* Required task *
State how many lines in the entries below contain "panel". Write nothing but the number.

***** Input records

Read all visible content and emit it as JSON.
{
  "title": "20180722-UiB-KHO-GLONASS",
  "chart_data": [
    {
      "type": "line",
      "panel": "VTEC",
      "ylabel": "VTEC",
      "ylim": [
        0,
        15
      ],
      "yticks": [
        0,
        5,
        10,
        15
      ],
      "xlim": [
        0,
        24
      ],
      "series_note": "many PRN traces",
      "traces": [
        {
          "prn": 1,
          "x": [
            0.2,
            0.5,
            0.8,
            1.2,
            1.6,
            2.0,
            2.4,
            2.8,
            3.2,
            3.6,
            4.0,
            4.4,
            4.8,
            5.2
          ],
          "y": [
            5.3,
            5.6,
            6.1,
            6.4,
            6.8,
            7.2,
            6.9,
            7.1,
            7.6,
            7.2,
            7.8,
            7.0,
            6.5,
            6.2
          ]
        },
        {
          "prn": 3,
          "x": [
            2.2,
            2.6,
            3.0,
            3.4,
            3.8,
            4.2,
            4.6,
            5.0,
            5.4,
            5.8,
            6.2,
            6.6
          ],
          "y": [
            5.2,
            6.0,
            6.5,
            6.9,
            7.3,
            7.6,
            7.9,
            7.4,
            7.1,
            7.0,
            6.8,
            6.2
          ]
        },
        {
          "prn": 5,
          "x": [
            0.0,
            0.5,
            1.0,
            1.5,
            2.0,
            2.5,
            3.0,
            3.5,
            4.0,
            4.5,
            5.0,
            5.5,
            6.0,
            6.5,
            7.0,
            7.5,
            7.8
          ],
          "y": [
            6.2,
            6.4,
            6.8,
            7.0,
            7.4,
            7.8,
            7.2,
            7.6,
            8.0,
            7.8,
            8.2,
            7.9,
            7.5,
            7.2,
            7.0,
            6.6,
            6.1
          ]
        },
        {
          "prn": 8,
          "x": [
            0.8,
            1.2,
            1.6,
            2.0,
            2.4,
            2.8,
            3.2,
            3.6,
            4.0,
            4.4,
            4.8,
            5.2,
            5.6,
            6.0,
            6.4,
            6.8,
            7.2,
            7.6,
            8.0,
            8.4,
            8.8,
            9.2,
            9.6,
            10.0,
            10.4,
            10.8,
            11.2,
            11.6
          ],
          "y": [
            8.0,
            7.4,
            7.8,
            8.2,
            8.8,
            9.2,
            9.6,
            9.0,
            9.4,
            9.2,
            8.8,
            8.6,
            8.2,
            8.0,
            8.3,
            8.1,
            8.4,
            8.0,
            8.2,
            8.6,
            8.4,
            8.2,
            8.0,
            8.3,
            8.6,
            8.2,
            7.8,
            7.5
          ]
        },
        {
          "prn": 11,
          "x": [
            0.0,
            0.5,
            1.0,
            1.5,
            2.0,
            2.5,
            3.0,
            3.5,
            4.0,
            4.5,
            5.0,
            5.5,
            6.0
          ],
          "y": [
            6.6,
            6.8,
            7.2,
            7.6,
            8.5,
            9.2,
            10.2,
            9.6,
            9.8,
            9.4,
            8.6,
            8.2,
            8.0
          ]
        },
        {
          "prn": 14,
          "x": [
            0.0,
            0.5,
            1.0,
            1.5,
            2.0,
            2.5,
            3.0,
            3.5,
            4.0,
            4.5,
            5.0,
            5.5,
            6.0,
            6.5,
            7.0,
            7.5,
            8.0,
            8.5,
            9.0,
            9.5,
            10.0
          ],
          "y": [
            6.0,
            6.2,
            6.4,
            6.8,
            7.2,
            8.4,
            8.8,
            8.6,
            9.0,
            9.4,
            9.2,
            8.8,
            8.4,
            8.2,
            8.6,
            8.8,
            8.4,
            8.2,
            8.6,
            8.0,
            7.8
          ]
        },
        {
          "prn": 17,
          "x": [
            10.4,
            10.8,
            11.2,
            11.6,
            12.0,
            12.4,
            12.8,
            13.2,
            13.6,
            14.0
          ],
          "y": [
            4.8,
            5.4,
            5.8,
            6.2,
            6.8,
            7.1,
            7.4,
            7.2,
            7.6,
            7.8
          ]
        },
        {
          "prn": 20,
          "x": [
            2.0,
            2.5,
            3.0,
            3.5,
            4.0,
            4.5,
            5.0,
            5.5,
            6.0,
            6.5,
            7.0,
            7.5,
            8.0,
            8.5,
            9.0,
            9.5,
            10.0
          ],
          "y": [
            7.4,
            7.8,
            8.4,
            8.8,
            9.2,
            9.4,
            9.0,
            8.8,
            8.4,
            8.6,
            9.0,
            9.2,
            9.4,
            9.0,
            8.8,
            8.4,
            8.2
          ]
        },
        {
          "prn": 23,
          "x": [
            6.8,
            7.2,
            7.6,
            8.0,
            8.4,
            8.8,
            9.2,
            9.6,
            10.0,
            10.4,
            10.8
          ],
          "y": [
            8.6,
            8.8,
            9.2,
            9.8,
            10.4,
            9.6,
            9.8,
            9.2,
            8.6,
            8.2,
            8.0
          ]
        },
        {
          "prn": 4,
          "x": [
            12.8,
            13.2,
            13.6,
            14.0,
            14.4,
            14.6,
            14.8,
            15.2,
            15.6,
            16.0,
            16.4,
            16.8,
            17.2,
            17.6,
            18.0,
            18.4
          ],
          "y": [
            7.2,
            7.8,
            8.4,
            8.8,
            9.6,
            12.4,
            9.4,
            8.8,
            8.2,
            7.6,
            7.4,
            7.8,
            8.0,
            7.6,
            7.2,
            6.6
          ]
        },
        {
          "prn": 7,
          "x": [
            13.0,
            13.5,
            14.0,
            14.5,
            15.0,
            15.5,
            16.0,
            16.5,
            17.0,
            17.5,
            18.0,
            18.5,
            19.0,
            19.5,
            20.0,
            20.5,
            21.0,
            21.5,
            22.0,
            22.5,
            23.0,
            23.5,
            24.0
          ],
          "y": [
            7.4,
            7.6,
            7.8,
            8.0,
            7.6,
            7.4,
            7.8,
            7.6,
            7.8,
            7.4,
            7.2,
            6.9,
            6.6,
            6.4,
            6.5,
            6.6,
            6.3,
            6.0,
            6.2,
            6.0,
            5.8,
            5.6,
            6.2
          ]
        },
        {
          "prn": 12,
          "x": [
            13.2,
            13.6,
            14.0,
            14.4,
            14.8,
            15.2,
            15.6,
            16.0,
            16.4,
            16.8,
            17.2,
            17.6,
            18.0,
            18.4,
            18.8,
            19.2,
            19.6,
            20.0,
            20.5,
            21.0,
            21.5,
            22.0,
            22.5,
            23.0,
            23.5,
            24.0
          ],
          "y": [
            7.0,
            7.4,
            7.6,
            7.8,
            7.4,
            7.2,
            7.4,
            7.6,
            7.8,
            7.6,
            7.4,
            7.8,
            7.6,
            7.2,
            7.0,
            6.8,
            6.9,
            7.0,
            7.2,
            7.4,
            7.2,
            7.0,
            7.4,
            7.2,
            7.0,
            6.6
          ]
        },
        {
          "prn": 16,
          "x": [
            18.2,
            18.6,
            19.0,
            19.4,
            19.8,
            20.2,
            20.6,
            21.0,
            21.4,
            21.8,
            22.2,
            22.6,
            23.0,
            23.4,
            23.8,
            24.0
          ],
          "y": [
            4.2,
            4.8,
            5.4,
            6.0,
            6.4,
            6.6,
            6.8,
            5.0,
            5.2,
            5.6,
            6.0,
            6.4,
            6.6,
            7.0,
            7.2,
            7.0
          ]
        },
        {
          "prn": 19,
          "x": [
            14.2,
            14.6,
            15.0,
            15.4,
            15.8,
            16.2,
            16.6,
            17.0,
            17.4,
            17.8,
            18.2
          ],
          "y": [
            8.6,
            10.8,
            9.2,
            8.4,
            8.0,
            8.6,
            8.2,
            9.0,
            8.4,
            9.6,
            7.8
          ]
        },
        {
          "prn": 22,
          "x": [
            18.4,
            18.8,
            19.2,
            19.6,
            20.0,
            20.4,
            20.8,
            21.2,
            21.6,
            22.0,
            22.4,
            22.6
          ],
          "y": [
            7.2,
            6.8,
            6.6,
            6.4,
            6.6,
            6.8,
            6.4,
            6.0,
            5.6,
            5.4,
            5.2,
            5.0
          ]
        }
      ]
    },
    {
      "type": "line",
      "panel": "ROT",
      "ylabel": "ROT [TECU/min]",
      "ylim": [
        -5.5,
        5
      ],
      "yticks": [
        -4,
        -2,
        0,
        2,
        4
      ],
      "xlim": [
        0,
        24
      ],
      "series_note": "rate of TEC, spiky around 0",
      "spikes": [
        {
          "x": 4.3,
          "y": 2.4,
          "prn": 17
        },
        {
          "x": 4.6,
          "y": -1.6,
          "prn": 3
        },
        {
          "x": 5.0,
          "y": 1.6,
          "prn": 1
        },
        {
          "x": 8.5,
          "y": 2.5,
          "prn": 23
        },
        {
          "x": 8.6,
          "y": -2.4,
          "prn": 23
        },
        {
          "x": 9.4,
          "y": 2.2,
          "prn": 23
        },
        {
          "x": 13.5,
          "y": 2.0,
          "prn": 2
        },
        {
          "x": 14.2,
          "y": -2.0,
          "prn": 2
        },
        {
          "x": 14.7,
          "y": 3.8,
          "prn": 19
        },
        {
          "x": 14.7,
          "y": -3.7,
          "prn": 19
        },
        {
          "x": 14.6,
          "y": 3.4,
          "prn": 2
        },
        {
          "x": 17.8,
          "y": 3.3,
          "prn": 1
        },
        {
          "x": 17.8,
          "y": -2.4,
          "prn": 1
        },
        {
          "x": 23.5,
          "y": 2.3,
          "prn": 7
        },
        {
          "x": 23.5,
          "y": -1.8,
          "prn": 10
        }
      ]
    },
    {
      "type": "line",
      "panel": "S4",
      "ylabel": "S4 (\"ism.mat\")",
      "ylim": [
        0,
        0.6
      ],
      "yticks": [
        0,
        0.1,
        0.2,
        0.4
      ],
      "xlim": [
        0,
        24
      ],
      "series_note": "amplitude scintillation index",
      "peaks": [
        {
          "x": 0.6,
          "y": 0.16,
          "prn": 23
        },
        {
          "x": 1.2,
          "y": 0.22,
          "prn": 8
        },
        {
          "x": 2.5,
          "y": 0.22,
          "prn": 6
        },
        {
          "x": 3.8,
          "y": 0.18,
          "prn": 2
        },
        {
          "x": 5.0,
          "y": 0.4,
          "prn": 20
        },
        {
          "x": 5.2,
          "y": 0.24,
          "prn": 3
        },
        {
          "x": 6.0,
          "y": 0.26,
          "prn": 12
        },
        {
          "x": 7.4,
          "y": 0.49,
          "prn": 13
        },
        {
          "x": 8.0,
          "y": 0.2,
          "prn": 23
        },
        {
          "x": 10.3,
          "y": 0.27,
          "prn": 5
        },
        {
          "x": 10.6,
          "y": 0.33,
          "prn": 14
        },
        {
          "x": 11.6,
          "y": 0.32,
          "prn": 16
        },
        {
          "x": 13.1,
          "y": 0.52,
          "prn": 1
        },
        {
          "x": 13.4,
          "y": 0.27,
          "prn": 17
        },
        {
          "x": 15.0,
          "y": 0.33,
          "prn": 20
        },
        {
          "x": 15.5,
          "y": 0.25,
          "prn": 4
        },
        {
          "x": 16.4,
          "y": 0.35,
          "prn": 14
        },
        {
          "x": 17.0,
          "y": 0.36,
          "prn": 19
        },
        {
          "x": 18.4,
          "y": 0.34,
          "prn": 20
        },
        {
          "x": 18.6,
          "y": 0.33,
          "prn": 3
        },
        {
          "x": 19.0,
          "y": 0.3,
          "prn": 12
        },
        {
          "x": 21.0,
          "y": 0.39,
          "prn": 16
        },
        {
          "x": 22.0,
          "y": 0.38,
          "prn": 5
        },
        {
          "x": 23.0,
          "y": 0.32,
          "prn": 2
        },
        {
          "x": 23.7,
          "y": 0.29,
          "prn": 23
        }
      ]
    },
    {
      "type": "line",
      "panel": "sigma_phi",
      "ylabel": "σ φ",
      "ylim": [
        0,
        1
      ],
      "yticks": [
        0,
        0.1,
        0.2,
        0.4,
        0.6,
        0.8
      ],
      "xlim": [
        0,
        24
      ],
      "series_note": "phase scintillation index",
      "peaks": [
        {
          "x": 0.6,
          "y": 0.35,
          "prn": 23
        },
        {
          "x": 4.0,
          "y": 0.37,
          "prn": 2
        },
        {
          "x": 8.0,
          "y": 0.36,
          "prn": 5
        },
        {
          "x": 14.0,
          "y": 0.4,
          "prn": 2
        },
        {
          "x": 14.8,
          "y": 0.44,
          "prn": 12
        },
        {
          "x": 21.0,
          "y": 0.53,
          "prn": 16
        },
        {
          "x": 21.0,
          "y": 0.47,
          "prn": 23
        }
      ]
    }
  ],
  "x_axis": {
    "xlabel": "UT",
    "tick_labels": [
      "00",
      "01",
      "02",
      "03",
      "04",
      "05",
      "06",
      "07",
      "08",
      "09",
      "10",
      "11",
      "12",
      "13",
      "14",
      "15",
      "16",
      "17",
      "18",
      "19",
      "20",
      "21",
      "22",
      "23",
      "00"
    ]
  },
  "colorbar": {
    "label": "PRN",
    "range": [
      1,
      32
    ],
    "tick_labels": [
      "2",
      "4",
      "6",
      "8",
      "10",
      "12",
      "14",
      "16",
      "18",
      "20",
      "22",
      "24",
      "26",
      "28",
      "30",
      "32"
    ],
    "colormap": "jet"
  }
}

**********

* Answer to this exercise *
4